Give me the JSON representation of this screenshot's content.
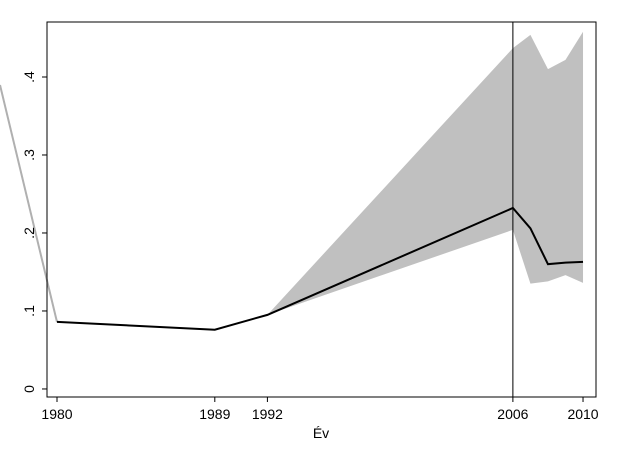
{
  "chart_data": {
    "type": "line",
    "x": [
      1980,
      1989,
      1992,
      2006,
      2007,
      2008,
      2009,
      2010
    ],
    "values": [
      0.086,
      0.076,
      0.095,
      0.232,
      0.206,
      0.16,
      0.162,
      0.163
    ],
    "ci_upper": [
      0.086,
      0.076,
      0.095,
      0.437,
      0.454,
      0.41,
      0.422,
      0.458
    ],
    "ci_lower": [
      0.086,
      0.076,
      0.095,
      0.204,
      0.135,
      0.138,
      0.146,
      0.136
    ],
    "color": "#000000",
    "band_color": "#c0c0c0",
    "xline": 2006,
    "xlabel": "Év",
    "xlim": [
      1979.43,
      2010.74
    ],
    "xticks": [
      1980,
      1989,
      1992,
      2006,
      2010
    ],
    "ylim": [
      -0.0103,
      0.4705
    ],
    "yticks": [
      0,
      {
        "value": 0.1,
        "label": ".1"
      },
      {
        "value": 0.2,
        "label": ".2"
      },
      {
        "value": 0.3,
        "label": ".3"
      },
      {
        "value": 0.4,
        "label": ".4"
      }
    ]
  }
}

* * *

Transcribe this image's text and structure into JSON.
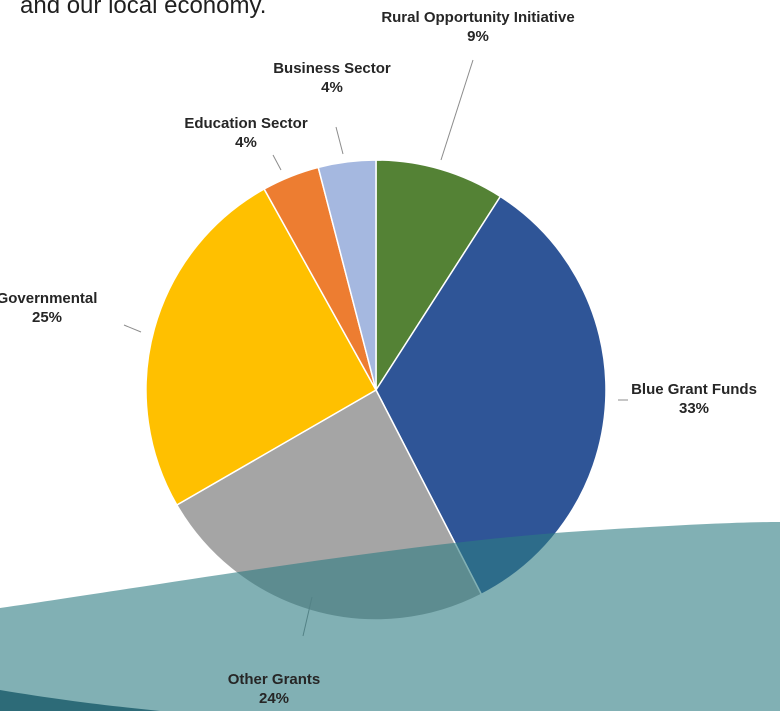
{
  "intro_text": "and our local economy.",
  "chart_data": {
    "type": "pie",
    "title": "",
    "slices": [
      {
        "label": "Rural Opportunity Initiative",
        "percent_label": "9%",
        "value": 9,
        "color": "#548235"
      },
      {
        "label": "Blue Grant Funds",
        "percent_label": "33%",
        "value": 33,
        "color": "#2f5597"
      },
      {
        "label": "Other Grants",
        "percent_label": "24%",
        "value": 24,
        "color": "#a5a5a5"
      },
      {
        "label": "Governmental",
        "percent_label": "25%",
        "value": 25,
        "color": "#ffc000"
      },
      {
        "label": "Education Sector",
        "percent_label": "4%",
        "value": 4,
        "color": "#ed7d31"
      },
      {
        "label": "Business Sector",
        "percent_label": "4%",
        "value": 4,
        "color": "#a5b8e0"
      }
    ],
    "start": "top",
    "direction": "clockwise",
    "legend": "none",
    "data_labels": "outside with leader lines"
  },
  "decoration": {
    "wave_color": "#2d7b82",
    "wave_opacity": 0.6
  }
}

▶ **TASK INSTRUCTIONS**
Give only the number of lines in the material above where the string "JSON" appears.

▶ **RESULT**
2